## START

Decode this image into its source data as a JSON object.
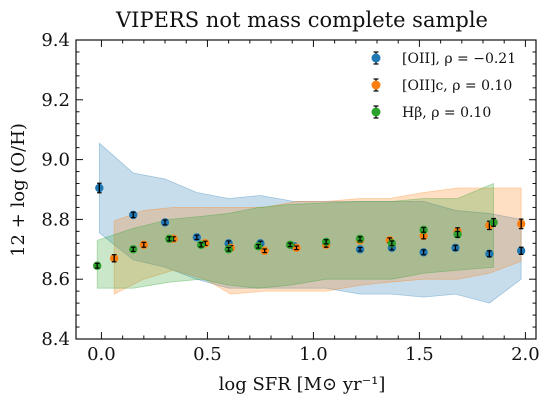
{
  "chart_data": {
    "type": "scatter",
    "title": "VIPERS not mass complete sample",
    "xlabel": "log SFR [M⊙ yr⁻¹]",
    "ylabel": "12 + log (O/H)",
    "xlim": [
      -0.12,
      2.05
    ],
    "ylim": [
      8.4,
      9.4
    ],
    "xticks": [
      0.0,
      0.5,
      1.0,
      1.5,
      2.0
    ],
    "xtick_labels": [
      "0.0",
      "0.5",
      "1.0",
      "1.5",
      "2.0"
    ],
    "yticks": [
      8.4,
      8.6,
      8.8,
      9.0,
      9.2,
      9.4
    ],
    "ytick_labels": [
      "8.4",
      "8.6",
      "8.8",
      "9.0",
      "9.2",
      "9.4"
    ],
    "grid": false,
    "legend_position": "top-right",
    "series": [
      {
        "name": "[OII], ρ = −0.21",
        "color": "#1f77b4",
        "x": [
          -0.01,
          0.15,
          0.3,
          0.45,
          0.6,
          0.75,
          0.91,
          1.06,
          1.22,
          1.37,
          1.52,
          1.67,
          1.83,
          1.98
        ],
        "y": [
          8.905,
          8.815,
          8.79,
          8.74,
          8.72,
          8.72,
          8.71,
          8.72,
          8.7,
          8.705,
          8.69,
          8.705,
          8.685,
          8.695
        ],
        "err": [
          0.016,
          0.009,
          0.008,
          0.007,
          0.008,
          0.007,
          0.006,
          0.008,
          0.006,
          0.007,
          0.008,
          0.008,
          0.01,
          0.012
        ],
        "band_x": [
          -0.01,
          0.15,
          0.3,
          0.45,
          0.6,
          0.75,
          0.91,
          1.06,
          1.22,
          1.37,
          1.52,
          1.67,
          1.83,
          1.98
        ],
        "band_upper": [
          9.055,
          8.955,
          8.935,
          8.89,
          8.87,
          8.88,
          8.86,
          8.86,
          8.86,
          8.86,
          8.86,
          8.83,
          8.82,
          8.8
        ],
        "band_lower": [
          8.755,
          8.665,
          8.64,
          8.6,
          8.57,
          8.57,
          8.57,
          8.57,
          8.55,
          8.55,
          8.54,
          8.55,
          8.52,
          8.6
        ]
      },
      {
        "name": "[OII]c, ρ = 0.10",
        "color": "#ff7f0e",
        "x": [
          0.06,
          0.2,
          0.34,
          0.49,
          0.61,
          0.77,
          0.92,
          1.06,
          1.22,
          1.36,
          1.52,
          1.68,
          1.83,
          1.98
        ],
        "y": [
          8.67,
          8.715,
          8.735,
          8.72,
          8.705,
          8.695,
          8.705,
          8.715,
          8.73,
          8.73,
          8.745,
          8.76,
          8.78,
          8.785
        ],
        "err": [
          0.012,
          0.008,
          0.007,
          0.007,
          0.007,
          0.006,
          0.006,
          0.008,
          0.007,
          0.008,
          0.01,
          0.012,
          0.014,
          0.016
        ],
        "band_x": [
          0.06,
          0.2,
          0.34,
          0.49,
          0.61,
          0.77,
          0.92,
          1.06,
          1.22,
          1.36,
          1.52,
          1.68,
          1.83,
          1.98
        ],
        "band_upper": [
          8.795,
          8.83,
          8.84,
          8.84,
          8.84,
          8.84,
          8.86,
          8.86,
          8.87,
          8.87,
          8.89,
          8.905,
          8.905,
          8.905
        ],
        "band_lower": [
          8.55,
          8.6,
          8.63,
          8.6,
          8.55,
          8.56,
          8.56,
          8.56,
          8.58,
          8.59,
          8.6,
          8.6,
          8.62,
          8.66
        ]
      },
      {
        "name": "Hβ, ρ = 0.10",
        "color": "#2ca02c",
        "x": [
          -0.02,
          0.15,
          0.32,
          0.47,
          0.6,
          0.74,
          0.89,
          1.06,
          1.22,
          1.37,
          1.52,
          1.68,
          1.85
        ],
        "y": [
          8.645,
          8.7,
          8.735,
          8.715,
          8.7,
          8.71,
          8.715,
          8.725,
          8.735,
          8.72,
          8.765,
          8.75,
          8.79
        ],
        "err": [
          0.008,
          0.007,
          0.007,
          0.007,
          0.006,
          0.006,
          0.006,
          0.007,
          0.007,
          0.008,
          0.008,
          0.01,
          0.013
        ],
        "band_x": [
          -0.02,
          0.15,
          0.32,
          0.47,
          0.6,
          0.74,
          0.89,
          1.06,
          1.22,
          1.37,
          1.52,
          1.68,
          1.85
        ],
        "band_upper": [
          8.73,
          8.77,
          8.8,
          8.81,
          8.82,
          8.84,
          8.85,
          8.855,
          8.86,
          8.86,
          8.87,
          8.87,
          8.92
        ],
        "band_lower": [
          8.57,
          8.57,
          8.59,
          8.6,
          8.58,
          8.57,
          8.58,
          8.6,
          8.6,
          8.6,
          8.62,
          8.63,
          8.64
        ]
      }
    ]
  }
}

## END

[The exercise] Looking at the records above, work out how many lines include the word "name", then give that number by itself.

[Exercise solution] 3